* _Righe fornite_
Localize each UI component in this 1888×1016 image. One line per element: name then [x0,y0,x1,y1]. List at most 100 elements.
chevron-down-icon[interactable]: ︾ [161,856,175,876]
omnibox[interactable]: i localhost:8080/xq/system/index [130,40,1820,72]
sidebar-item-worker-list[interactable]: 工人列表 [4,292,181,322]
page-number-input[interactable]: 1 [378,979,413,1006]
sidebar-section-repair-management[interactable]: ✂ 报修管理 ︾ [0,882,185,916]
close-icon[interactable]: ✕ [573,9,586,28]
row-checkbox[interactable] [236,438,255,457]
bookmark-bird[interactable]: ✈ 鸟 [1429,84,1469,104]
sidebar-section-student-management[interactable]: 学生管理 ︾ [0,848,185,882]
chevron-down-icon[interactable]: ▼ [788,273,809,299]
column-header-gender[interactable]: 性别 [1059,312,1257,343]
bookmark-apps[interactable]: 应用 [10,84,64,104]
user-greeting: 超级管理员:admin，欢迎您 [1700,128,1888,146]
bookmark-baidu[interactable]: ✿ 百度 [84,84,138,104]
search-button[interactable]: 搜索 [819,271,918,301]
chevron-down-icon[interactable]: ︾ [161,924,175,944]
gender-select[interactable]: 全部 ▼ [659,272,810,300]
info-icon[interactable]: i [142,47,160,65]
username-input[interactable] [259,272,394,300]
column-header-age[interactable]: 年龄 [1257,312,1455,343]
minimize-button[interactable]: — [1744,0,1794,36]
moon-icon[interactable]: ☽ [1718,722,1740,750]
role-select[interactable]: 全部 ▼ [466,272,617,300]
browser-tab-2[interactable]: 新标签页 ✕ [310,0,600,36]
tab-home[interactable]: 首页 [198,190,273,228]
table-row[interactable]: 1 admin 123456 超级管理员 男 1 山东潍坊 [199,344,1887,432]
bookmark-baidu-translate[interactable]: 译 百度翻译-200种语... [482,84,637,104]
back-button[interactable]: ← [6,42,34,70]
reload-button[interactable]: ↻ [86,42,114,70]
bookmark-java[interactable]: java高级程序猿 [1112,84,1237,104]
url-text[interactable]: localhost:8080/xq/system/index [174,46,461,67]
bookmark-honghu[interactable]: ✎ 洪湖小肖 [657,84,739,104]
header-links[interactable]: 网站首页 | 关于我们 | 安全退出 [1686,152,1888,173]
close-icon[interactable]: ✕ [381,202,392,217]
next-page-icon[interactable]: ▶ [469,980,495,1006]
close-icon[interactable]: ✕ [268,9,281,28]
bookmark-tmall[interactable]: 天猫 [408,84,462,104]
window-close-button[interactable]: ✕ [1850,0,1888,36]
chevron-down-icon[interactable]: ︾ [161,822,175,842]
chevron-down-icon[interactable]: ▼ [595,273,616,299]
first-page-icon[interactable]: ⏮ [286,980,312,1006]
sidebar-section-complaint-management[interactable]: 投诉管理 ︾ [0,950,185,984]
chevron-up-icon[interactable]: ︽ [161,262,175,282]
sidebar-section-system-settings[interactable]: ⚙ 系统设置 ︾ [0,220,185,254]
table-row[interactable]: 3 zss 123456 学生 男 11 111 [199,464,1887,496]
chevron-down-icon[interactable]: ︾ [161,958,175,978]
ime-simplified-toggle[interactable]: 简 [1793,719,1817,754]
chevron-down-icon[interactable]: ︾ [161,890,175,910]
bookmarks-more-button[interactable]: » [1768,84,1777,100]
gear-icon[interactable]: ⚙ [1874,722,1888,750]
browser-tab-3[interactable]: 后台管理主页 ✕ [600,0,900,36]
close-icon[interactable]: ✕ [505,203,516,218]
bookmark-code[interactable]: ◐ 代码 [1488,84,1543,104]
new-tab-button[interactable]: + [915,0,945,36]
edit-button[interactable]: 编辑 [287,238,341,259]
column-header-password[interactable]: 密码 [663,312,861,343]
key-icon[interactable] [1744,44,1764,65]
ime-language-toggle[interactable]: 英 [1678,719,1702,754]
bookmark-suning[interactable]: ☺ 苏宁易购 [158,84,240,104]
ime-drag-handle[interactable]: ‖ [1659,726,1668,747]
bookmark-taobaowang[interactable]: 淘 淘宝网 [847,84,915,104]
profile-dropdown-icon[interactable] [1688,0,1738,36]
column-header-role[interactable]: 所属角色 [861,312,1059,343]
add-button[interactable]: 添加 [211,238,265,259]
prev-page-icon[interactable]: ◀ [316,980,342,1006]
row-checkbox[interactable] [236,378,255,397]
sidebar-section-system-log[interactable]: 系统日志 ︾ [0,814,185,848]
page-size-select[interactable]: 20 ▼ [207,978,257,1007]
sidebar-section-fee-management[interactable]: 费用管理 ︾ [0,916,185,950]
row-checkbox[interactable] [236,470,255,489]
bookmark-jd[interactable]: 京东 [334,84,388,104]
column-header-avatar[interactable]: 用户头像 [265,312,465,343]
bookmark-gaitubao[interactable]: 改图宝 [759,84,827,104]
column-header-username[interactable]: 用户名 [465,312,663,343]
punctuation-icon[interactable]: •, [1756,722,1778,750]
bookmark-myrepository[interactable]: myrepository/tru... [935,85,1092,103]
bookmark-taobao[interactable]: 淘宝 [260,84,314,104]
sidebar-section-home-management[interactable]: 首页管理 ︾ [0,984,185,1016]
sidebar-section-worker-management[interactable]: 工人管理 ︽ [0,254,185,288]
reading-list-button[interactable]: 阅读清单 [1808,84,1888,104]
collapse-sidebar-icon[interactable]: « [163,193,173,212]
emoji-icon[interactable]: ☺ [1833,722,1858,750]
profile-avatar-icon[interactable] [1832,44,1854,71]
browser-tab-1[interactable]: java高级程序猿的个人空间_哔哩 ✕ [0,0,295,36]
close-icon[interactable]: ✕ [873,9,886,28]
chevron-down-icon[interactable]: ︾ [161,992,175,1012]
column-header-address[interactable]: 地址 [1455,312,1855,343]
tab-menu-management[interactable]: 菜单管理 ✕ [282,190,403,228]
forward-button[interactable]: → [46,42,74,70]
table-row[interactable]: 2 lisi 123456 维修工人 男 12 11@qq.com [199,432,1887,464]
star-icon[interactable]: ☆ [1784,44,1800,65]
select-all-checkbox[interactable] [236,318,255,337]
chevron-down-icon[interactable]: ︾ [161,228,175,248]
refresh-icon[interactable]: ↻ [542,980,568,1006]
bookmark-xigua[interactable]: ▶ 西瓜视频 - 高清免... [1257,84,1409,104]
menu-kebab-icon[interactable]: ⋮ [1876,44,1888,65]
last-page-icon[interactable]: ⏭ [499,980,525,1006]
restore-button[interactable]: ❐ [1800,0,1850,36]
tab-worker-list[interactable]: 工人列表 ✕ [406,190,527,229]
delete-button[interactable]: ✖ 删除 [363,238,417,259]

* _Istruzioni_
Riscrivi tutte le righe precedenti sostituendo "chevron-down-icon" con "expand-arrow-icon" e lasciando tutto il resto invariato.

* _Risultato_
Localize each UI component in this 1888×1016 image. One line per element: name then [x0,y0,x1,y1]. List at most 100 elements.
expand-arrow-icon[interactable]: ︾ [161,856,175,876]
omnibox[interactable]: i localhost:8080/xq/system/index [130,40,1820,72]
sidebar-item-worker-list[interactable]: 工人列表 [4,292,181,322]
page-number-input[interactable]: 1 [378,979,413,1006]
sidebar-section-repair-management[interactable]: ✂ 报修管理 ︾ [0,882,185,916]
close-icon[interactable]: ✕ [573,9,586,28]
row-checkbox[interactable] [236,438,255,457]
bookmark-bird[interactable]: ✈ 鸟 [1429,84,1469,104]
sidebar-section-student-management[interactable]: 学生管理 ︾ [0,848,185,882]
expand-arrow-icon[interactable]: ▼ [788,273,809,299]
column-header-gender[interactable]: 性别 [1059,312,1257,343]
bookmark-apps[interactable]: 应用 [10,84,64,104]
user-greeting: 超级管理员:admin，欢迎您 [1700,128,1888,146]
bookmark-baidu[interactable]: ✿ 百度 [84,84,138,104]
search-button[interactable]: 搜索 [819,271,918,301]
expand-arrow-icon[interactable]: ︾ [161,924,175,944]
gender-select[interactable]: 全部 ▼ [659,272,810,300]
info-icon[interactable]: i [142,47,160,65]
username-input[interactable] [259,272,394,300]
column-header-age[interactable]: 年龄 [1257,312,1455,343]
minimize-button[interactable]: — [1744,0,1794,36]
moon-icon[interactable]: ☽ [1718,722,1740,750]
role-select[interactable]: 全部 ▼ [466,272,617,300]
browser-tab-2[interactable]: 新标签页 ✕ [310,0,600,36]
tab-home[interactable]: 首页 [198,190,273,228]
table-row[interactable]: 1 admin 123456 超级管理员 男 1 山东潍坊 [199,344,1887,432]
bookmark-baidu-translate[interactable]: 译 百度翻译-200种语... [482,84,637,104]
back-button[interactable]: ← [6,42,34,70]
reload-button[interactable]: ↻ [86,42,114,70]
bookmark-java[interactable]: java高级程序猿 [1112,84,1237,104]
url-text[interactable]: localhost:8080/xq/system/index [174,46,461,67]
bookmark-honghu[interactable]: ✎ 洪湖小肖 [657,84,739,104]
header-links[interactable]: 网站首页 | 关于我们 | 安全退出 [1686,152,1888,173]
close-icon[interactable]: ✕ [381,202,392,217]
next-page-icon[interactable]: ▶ [469,980,495,1006]
close-icon[interactable]: ✕ [268,9,281,28]
bookmark-tmall[interactable]: 天猫 [408,84,462,104]
window-close-button[interactable]: ✕ [1850,0,1888,36]
expand-arrow-icon[interactable]: ︾ [161,822,175,842]
expand-arrow-icon[interactable]: ▼ [595,273,616,299]
first-page-icon[interactable]: ⏮ [286,980,312,1006]
sidebar-section-complaint-management[interactable]: 投诉管理 ︾ [0,950,185,984]
chevron-up-icon[interactable]: ︽ [161,262,175,282]
sidebar-section-system-settings[interactable]: ⚙ 系统设置 ︾ [0,220,185,254]
table-row[interactable]: 3 zss 123456 学生 男 11 111 [199,464,1887,496]
expand-arrow-icon[interactable]: ︾ [161,958,175,978]
ime-simplified-toggle[interactable]: 简 [1793,719,1817,754]
expand-arrow-icon[interactable]: ︾ [161,890,175,910]
bookmarks-more-button[interactable]: » [1768,84,1777,100]
gear-icon[interactable]: ⚙ [1874,722,1888,750]
browser-tab-3[interactable]: 后台管理主页 ✕ [600,0,900,36]
close-icon[interactable]: ✕ [505,203,516,218]
bookmark-code[interactable]: ◐ 代码 [1488,84,1543,104]
new-tab-button[interactable]: + [915,0,945,36]
edit-button[interactable]: 编辑 [287,238,341,259]
column-header-password[interactable]: 密码 [663,312,861,343]
key-icon[interactable] [1744,44,1764,65]
ime-language-toggle[interactable]: 英 [1678,719,1702,754]
bookmark-suning[interactable]: ☺ 苏宁易购 [158,84,240,104]
ime-drag-handle[interactable]: ‖ [1659,726,1668,747]
bookmark-taobaowang[interactable]: 淘 淘宝网 [847,84,915,104]
profile-dropdown-icon[interactable] [1688,0,1738,36]
column-header-role[interactable]: 所属角色 [861,312,1059,343]
add-button[interactable]: 添加 [211,238,265,259]
prev-page-icon[interactable]: ◀ [316,980,342,1006]
row-checkbox[interactable] [236,378,255,397]
sidebar-section-system-log[interactable]: 系统日志 ︾ [0,814,185,848]
page-size-select[interactable]: 20 ▼ [207,978,257,1007]
sidebar-section-fee-management[interactable]: 费用管理 ︾ [0,916,185,950]
row-checkbox[interactable] [236,470,255,489]
bookmark-jd[interactable]: 京东 [334,84,388,104]
column-header-avatar[interactable]: 用户头像 [265,312,465,343]
bookmark-gaitubao[interactable]: 改图宝 [759,84,827,104]
column-header-username[interactable]: 用户名 [465,312,663,343]
punctuation-icon[interactable]: •, [1756,722,1778,750]
bookmark-myrepository[interactable]: myrepository/tru... [935,85,1092,103]
bookmark-taobao[interactable]: 淘宝 [260,84,314,104]
sidebar-section-home-management[interactable]: 首页管理 ︾ [0,984,185,1016]
sidebar-section-worker-management[interactable]: 工人管理 ︽ [0,254,185,288]
reading-list-button[interactable]: 阅读清单 [1808,84,1888,104]
collapse-sidebar-icon[interactable]: « [163,193,173,212]
emoji-icon[interactable]: ☺ [1833,722,1858,750]
profile-avatar-icon[interactable] [1832,44,1854,71]
browser-tab-1[interactable]: java高级程序猿的个人空间_哔哩 ✕ [0,0,295,36]
close-icon[interactable]: ✕ [873,9,886,28]
expand-arrow-icon[interactable]: ︾ [161,992,175,1012]
column-header-address[interactable]: 地址 [1455,312,1855,343]
tab-menu-management[interactable]: 菜单管理 ✕ [282,190,403,228]
forward-button[interactable]: → [46,42,74,70]
table-row[interactable]: 2 lisi 123456 维修工人 男 12 11@qq.com [199,432,1887,464]
star-icon[interactable]: ☆ [1784,44,1800,65]
select-all-checkbox[interactable] [236,318,255,337]
expand-arrow-icon[interactable]: ︾ [161,228,175,248]
refresh-icon[interactable]: ↻ [542,980,568,1006]
bookmark-xigua[interactable]: ▶ 西瓜视频 - 高清免... [1257,84,1409,104]
menu-kebab-icon[interactable]: ⋮ [1876,44,1888,65]
last-page-icon[interactable]: ⏭ [499,980,525,1006]
restore-button[interactable]: ❐ [1800,0,1850,36]
tab-worker-list[interactable]: 工人列表 ✕ [406,190,527,229]
delete-button[interactable]: ✖ 删除 [363,238,417,259]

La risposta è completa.